Reading passage section start

EPSRC Reference: EP/M018946/1
Title: Open Domain Statistical Spoken Dialogue Systems
Principal Investigator: Young, Professor SJ
Other Investigators:
Researcher Co-Investigators:
Project Partners:
VocalIQ Limited
Department: Engineering
Organisation: University of Cambridge
Scheme: Standard Research
Starts: 01 April 2015 Ends: 31 March 2018 Value (£): 603,425
EPSRC Research Topic Classifications:
Artificial Intelligence Comput./Corpus Linguistics
Human Communication in ICT
EPSRC Industrial Sector Classifications:
Information Technologies Communications
Related Grants:
Panel History:
Panel DatePanel NameOutcome
02 Dec 2014 EPSRC ICT Prioritisation Panel - Dec 2014 Announced
Summary on Grant Application Form
Spoken Dialogue Systems (SDS) encompass the technologies required to build effective man-machine interfaces which depend primarily on voice. To date they have mostly been deployed in telephone-based call centre applications such as banking, billing queries and travel information and they are built using hand-crafted rules.

The recent introduction of Apple Siri and Google Now has moved voice-based interfaces into the main-stream. These virtual personal assistants (VPAs) offer the potential to revolutionise the way we interact with machines, and they open the way to properly control and manage the emerging Internet of Things - the rapidly growing network of smart devices which lack any form of conventional user interface. However, current personal assistants are built using the same technology as limited domain spoken dialogue systems. They are not capable of sustaining conversational dialogues except within the selected limited domains which they have been explicitly programmed to handle.

Very recent work on statistical SDS has demonstrated that it is not only possible for such a system to adapt and improve performance within the domain for which it has been designed but it is also possible for the system to automatically extend its coverage to include new, hitherto unseen concepts. This suggests that it should be possible to build on the progress achieved in the development of limited domain statistical SDS to design a radically new form of spoken dialogue system (and hence VPA) which is able to extend and adapt with use to cover an ever-wider range of conversational topics. The design of such a system is the focus of this research proposal.

The key idea is to integrate the latest statistical dialogue technology into a wide coverage knowledge graph (such as freebase) which contains not only ontological information about entities but also the operations that can be applied to those entities (e.g. find flight information, book a hotel room, buy an ebook, etc. ).

Reading passage section end
Source information section start

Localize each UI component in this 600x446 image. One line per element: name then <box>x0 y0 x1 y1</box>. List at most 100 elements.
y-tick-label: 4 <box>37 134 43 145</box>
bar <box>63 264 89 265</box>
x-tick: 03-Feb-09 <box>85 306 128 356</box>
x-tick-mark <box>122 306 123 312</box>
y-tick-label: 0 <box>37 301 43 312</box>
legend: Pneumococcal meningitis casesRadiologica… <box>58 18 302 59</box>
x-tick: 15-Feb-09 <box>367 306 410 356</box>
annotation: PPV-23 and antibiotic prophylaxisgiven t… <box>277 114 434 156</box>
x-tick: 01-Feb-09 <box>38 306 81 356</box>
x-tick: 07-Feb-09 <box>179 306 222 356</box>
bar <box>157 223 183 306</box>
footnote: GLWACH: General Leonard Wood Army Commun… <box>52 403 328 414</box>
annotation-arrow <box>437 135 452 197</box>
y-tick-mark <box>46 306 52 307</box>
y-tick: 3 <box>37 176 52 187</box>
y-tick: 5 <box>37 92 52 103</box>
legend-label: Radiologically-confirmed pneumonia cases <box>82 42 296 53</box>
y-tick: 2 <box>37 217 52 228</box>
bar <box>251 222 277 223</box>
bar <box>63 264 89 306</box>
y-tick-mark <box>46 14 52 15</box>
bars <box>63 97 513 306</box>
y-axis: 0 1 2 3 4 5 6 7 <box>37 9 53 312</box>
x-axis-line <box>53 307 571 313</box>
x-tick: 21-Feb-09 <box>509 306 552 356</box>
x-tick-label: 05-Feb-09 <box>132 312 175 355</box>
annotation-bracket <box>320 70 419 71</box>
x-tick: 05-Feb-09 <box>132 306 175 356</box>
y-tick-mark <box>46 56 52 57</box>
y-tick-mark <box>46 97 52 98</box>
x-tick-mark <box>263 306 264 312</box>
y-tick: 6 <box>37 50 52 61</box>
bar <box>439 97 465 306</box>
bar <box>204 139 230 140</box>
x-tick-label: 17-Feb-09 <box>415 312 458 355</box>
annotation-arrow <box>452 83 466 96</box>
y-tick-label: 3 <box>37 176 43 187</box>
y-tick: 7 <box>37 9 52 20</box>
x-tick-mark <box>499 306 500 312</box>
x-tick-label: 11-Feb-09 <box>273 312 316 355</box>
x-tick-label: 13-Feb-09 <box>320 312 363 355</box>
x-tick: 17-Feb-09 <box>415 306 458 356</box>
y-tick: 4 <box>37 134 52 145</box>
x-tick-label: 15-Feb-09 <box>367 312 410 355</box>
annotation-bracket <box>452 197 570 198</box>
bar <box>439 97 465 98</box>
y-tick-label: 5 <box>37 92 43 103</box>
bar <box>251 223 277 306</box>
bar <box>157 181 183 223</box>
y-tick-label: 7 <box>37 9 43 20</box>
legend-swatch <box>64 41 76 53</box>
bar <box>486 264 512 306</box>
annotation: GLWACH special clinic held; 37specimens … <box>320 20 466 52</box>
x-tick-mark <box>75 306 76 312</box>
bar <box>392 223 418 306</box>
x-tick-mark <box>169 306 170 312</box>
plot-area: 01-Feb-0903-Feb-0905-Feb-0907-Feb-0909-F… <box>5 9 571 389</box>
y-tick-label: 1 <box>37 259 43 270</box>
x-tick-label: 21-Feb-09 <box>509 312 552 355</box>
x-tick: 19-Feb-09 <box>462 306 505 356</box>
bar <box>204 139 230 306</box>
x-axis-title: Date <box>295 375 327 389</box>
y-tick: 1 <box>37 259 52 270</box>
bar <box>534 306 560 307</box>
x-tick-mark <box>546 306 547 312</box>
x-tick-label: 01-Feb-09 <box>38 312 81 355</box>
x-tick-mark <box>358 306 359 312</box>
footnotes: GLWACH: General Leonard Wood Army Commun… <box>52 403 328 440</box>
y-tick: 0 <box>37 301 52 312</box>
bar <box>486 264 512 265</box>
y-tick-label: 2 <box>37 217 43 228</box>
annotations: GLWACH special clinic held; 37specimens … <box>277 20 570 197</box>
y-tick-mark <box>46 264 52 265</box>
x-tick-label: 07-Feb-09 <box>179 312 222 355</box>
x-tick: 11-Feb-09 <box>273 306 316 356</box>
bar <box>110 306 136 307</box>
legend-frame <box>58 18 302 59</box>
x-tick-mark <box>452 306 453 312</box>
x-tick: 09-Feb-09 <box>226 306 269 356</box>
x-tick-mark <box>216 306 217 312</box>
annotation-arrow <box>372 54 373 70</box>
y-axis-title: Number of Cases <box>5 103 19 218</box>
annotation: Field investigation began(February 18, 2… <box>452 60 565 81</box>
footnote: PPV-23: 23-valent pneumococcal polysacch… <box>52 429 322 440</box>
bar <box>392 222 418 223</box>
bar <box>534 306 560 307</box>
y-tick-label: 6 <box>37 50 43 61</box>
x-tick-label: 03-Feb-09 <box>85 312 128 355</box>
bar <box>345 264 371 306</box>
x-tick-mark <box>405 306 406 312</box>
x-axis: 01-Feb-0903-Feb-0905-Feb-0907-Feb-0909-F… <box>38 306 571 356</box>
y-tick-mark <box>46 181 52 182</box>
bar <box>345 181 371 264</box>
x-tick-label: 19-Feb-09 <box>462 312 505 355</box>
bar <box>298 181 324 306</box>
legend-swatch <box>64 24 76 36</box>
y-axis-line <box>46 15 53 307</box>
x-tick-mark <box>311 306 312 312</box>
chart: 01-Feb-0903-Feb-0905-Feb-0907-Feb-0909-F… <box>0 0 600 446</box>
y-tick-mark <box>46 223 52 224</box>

Source information section end

Instructions for the task: From the grant record above, return the text starting at "Very recent work" and ending at "this research proposal.".

Task output:
Very recent work on statistical SDS has demonstrated that it is not only possible for such a system to adapt and improve performance within the domain for which it has been designed but it is also possible for the system to automatically extend its coverage to include new, hitherto unseen concepts. This suggests that it should be possible to build on the progress achieved in the development of limited domain statistical SDS to design a radically new form of spoken dialogue system (and hence VPA) which is able to extend and adapt with use to cover an ever-wider range of conversational topics. The design of such a system is the focus of this research proposal.